- DIRECTIONS FOR THIS TASK: Extract each line holding the word "Workshop" from the entries.

- AVAILABLE DATA:

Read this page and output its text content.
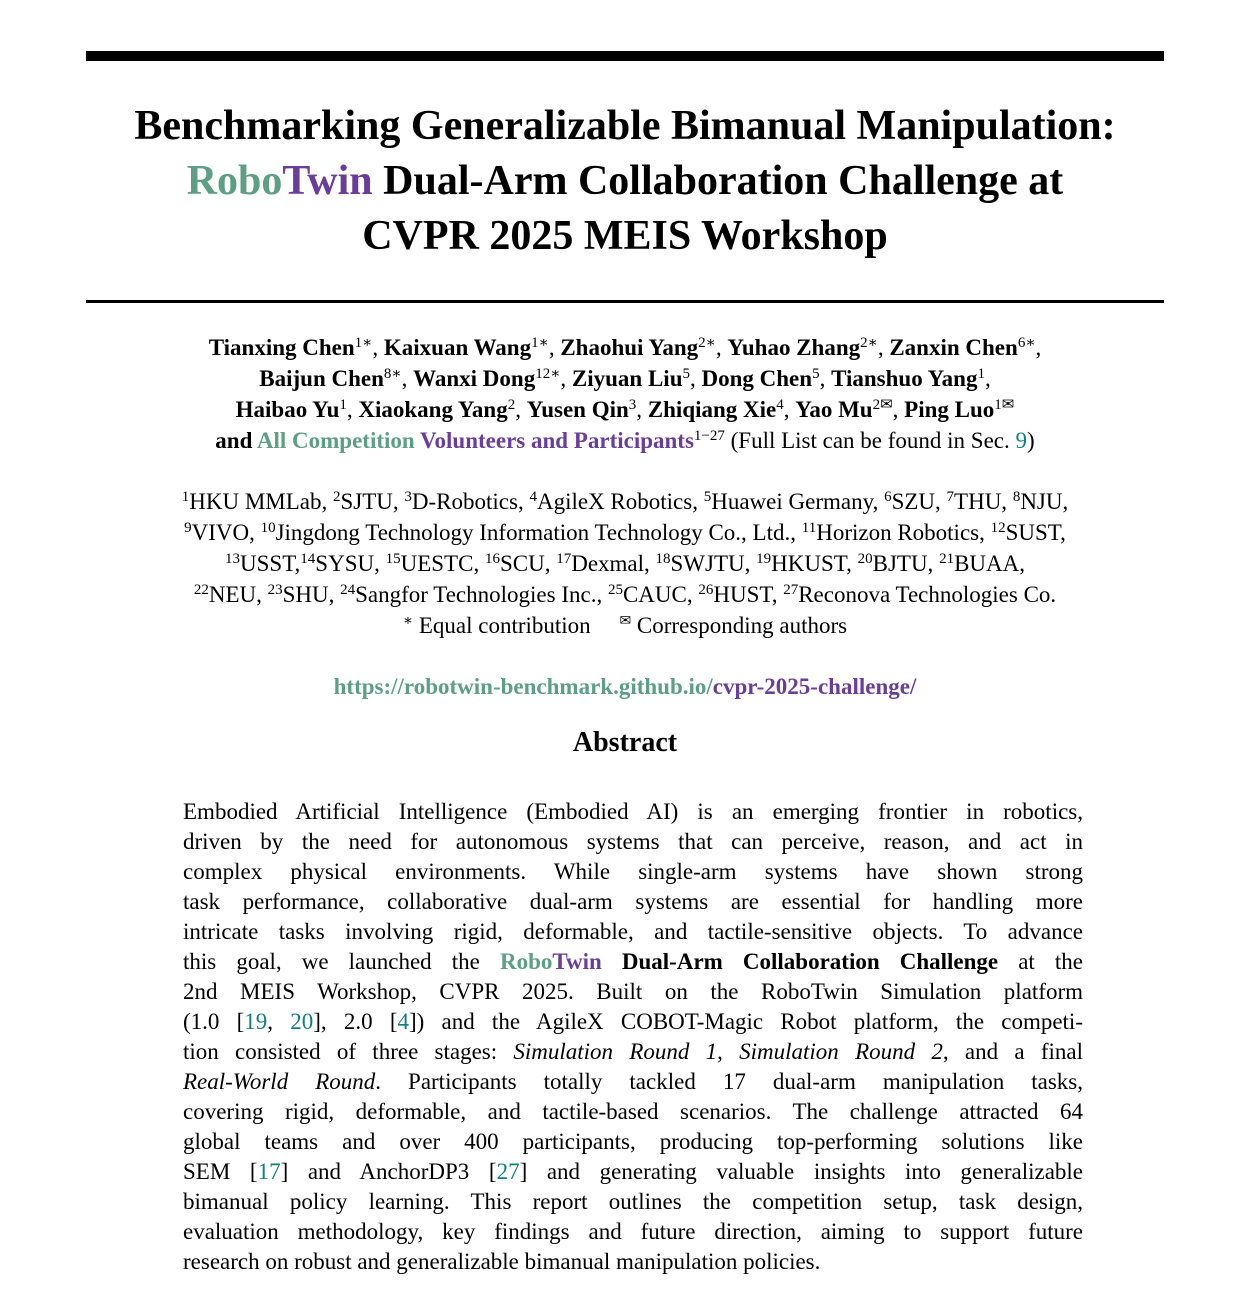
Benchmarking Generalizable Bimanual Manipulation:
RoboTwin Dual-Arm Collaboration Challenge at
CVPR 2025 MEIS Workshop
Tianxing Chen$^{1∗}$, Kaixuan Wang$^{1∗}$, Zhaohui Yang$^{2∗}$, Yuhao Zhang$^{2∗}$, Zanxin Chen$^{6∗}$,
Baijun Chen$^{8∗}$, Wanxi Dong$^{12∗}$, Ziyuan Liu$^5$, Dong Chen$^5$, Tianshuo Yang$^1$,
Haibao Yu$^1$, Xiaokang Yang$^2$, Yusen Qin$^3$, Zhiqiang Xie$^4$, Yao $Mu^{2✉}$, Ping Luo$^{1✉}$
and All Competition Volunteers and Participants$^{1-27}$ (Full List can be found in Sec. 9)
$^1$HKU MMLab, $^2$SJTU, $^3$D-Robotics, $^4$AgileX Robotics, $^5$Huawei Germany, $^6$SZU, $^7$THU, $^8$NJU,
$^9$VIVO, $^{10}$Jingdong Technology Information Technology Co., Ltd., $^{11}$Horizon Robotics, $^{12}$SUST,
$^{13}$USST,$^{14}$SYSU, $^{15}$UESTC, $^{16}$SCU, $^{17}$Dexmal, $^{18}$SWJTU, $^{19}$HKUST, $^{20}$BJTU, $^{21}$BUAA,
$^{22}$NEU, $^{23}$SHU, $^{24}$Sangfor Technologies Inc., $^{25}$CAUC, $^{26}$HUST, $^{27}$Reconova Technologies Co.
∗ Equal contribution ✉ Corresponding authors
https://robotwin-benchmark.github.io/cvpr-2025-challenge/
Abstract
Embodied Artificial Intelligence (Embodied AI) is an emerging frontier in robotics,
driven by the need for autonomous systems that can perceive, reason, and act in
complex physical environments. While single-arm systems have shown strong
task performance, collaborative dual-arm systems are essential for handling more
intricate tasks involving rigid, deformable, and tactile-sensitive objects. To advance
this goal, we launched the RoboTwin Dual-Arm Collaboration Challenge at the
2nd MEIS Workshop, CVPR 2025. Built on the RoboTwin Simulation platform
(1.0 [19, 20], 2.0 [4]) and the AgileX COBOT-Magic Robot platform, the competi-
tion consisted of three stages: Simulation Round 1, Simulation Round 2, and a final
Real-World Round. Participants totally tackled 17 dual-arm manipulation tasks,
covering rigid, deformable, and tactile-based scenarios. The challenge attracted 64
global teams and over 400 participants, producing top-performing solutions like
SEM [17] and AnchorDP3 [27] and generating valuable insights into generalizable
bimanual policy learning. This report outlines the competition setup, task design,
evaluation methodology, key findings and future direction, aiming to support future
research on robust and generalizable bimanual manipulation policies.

- EXERCISE RESPONSE:
CVPR 2025 MEIS Workshop
2nd MEIS Workshop, CVPR 2025. Built on the RoboTwin Simulation platform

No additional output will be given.